[start Data excerpts]

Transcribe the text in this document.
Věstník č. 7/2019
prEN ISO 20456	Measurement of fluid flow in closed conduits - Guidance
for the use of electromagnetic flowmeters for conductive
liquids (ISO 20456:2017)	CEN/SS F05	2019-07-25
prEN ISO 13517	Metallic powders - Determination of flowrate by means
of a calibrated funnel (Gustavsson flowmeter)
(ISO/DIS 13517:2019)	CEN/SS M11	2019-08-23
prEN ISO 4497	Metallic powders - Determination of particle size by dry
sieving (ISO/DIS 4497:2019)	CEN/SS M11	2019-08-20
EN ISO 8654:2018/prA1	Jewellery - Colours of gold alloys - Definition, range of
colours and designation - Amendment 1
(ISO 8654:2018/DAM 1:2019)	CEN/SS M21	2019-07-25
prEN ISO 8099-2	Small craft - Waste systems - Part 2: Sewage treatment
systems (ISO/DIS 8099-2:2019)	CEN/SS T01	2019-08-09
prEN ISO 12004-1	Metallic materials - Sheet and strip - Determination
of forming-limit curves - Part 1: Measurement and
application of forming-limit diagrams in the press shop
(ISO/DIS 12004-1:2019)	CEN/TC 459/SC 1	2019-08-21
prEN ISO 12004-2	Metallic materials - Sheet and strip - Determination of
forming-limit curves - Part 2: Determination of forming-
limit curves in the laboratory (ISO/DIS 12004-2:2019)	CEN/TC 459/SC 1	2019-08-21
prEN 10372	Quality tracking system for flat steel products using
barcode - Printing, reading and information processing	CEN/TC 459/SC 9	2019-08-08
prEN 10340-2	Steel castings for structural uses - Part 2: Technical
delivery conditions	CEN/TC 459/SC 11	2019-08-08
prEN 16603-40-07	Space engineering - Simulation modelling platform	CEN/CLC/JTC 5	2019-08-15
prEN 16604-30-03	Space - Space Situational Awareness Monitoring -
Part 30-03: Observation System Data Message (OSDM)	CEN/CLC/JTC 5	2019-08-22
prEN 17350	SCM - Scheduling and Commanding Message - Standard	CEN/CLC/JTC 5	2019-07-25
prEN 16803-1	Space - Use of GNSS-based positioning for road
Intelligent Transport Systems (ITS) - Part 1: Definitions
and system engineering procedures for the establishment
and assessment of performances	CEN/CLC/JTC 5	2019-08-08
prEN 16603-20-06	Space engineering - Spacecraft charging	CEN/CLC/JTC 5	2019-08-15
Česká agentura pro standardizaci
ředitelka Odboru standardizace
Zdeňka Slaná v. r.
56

[end Data excerpts]

## [Problem]
Your task is to give the records above again, exactly.

## [Answer to the problem]
Transcribe the text in this document.
Věstník č. 7/2019
prEN ISO 20456	Measurement of fluid flow in closed conduits - Guidance
for the use of electromagnetic flowmeters for conductive
liquids (ISO 20456:2017)	CEN/SS F05	2019-07-25
prEN ISO 13517	Metallic powders - Determination of flowrate by means
of a calibrated funnel (Gustavsson flowmeter)
(ISO/DIS 13517:2019)	CEN/SS M11	2019-08-23
prEN ISO 4497	Metallic powders - Determination of particle size by dry
sieving (ISO/DIS 4497:2019)	CEN/SS M11	2019-08-20
EN ISO 8654:2018/prA1	Jewellery - Colours of gold alloys - Definition, range of
colours and designation - Amendment 1
(ISO 8654:2018/DAM 1:2019)	CEN/SS M21	2019-07-25
prEN ISO 8099-2	Small craft - Waste systems - Part 2: Sewage treatment
systems (ISO/DIS 8099-2:2019)	CEN/SS T01	2019-08-09
prEN ISO 12004-1	Metallic materials - Sheet and strip - Determination
of forming-limit curves - Part 1: Measurement and
application of forming-limit diagrams in the press shop
(ISO/DIS 12004-1:2019)	CEN/TC 459/SC 1	2019-08-21
prEN ISO 12004-2	Metallic materials - Sheet and strip - Determination of
forming-limit curves - Part 2: Determination of forming-
limit curves in the laboratory (ISO/DIS 12004-2:2019)	CEN/TC 459/SC 1	2019-08-21
prEN 10372	Quality tracking system for flat steel products using
barcode - Printing, reading and information processing	CEN/TC 459/SC 9	2019-08-08
prEN 10340-2	Steel castings for structural uses - Part 2: Technical
delivery conditions	CEN/TC 459/SC 11	2019-08-08
prEN 16603-40-07	Space engineering - Simulation modelling platform	CEN/CLC/JTC 5	2019-08-15
prEN 16604-30-03	Space - Space Situational Awareness Monitoring -
Part 30-03: Observation System Data Message (OSDM)	CEN/CLC/JTC 5	2019-08-22
prEN 17350	SCM - Scheduling and Commanding Message - Standard	CEN/CLC/JTC 5	2019-07-25
prEN 16803-1	Space - Use of GNSS-based positioning for road
Intelligent Transport Systems (ITS) - Part 1: Definitions
and system engineering procedures for the establishment
and assessment of performances	CEN/CLC/JTC 5	2019-08-08
prEN 16603-20-06	Space engineering - Spacecraft charging	CEN/CLC/JTC 5	2019-08-15
Česká agentura pro standardizaci
ředitelka Odboru standardizace
Zdeňka Slaná v. r.
56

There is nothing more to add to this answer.